**GIVEN EXERCISE:** Using the listing below, report all lines holding the word "JSON".

########################################

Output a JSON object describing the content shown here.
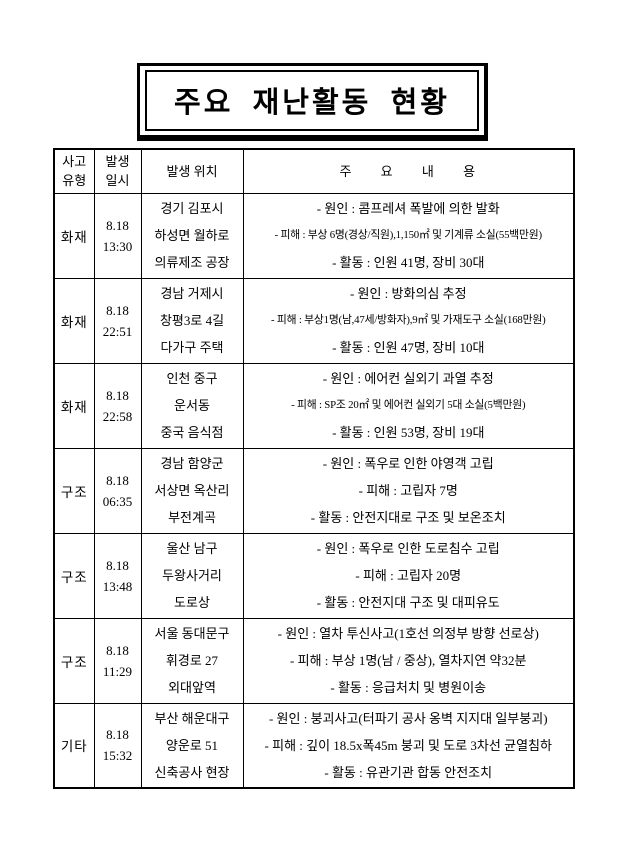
{
  "title": "주요 재난활동 현황",
  "table": {
    "headers": {
      "accident_type_line1": "사고",
      "accident_type_line2": "유형",
      "datetime_line1": "발생",
      "datetime_line2": "일시",
      "location": "발생 위치",
      "content": "주 요 내 용"
    },
    "rows": [
      {
        "type": "화재",
        "date": "8.18",
        "time": "13:30",
        "location": [
          "경기 김포시",
          "하성면 월하로",
          "의류제조 공장"
        ],
        "content": [
          "- 원인 : 콤프레셔 폭발에 의한 발화",
          "- 피해 : 부상 6명(경상/직원),1,150㎡ 및 기계류 소실(55백만원)",
          "- 활동 : 인원 41명, 장비 30대"
        ]
      },
      {
        "type": "화재",
        "date": "8.18",
        "time": "22:51",
        "location": [
          "경남 거제시",
          "창평3로 4길",
          "다가구 주택"
        ],
        "content": [
          "- 원인 : 방화의심 추정",
          "- 피해 : 부상1명(남,47세/방화자),9㎡ 및 가재도구 소실(168만원)",
          "- 활동 : 인원 47명, 장비 10대"
        ]
      },
      {
        "type": "화재",
        "date": "8.18",
        "time": "22:58",
        "location": [
          "인천 중구",
          "운서동",
          "중국 음식점"
        ],
        "content": [
          "- 원인 : 에어컨 실외기 과열 추정",
          "- 피해 : SP조 20㎡ 및 에어컨 실외기 5대 소실(5백만원)",
          "- 활동 : 인원 53명, 장비 19대"
        ]
      },
      {
        "type": "구조",
        "date": "8.18",
        "time": "06:35",
        "location": [
          "경남 함양군",
          "서상면 옥산리",
          "부전계곡"
        ],
        "content": [
          "- 원인 : 폭우로 인한 야영객 고립",
          "- 피해 : 고립자 7명",
          "- 활동 : 안전지대로 구조 및 보온조치"
        ]
      },
      {
        "type": "구조",
        "date": "8.18",
        "time": "13:48",
        "location": [
          "울산 남구",
          "두왕사거리",
          "도로상"
        ],
        "content": [
          "- 원인 : 폭우로 인한 도로침수 고립",
          "- 피해 : 고립자 20명",
          "- 활동 : 안전지대 구조 및 대피유도"
        ]
      },
      {
        "type": "구조",
        "date": "8.18",
        "time": "11:29",
        "location": [
          "서울 동대문구",
          "휘경로 27",
          "외대앞역"
        ],
        "content": [
          "- 원인 : 열차 투신사고(1호선 의정부 방향 선로상)",
          "- 피해 : 부상 1명(남 / 중상), 열차지연 약32분",
          "- 활동 : 응급처치 및 병원이송"
        ]
      },
      {
        "type": "기타",
        "date": "8.18",
        "time": "15:32",
        "location": [
          "부산 해운대구",
          "양운로 51",
          "신축공사 현장"
        ],
        "content": [
          "- 원인 : 붕괴사고(터파기 공사 옹벽 지지대 일부붕괴)",
          "- 피해 : 깊이 18.5x폭45m 붕괴 및 도로 3차선 균열침하",
          "- 활동 : 유관기관 합동 안전조치"
        ]
      }
    ]
  }
}
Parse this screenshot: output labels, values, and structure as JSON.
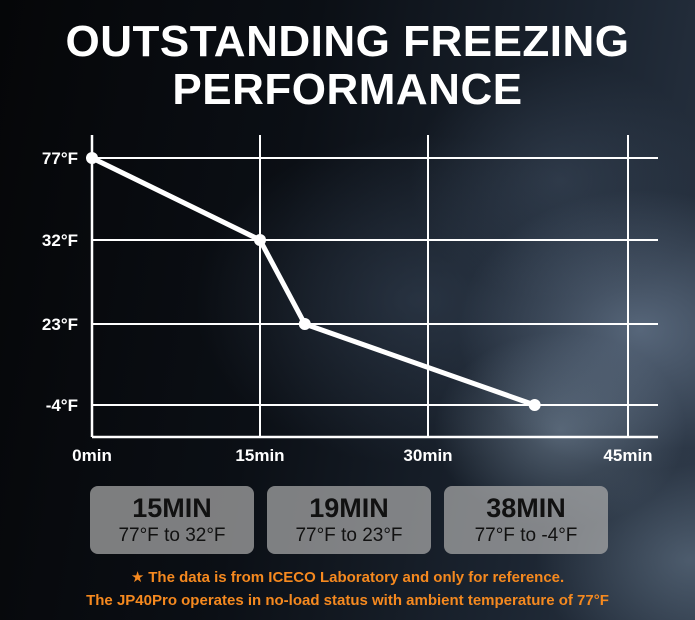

########################################

**COMPLETED EXERCISE:**
Output a JSON object describing the content shown here.
Parse this screenshot: output labels, values, and structure as JSON.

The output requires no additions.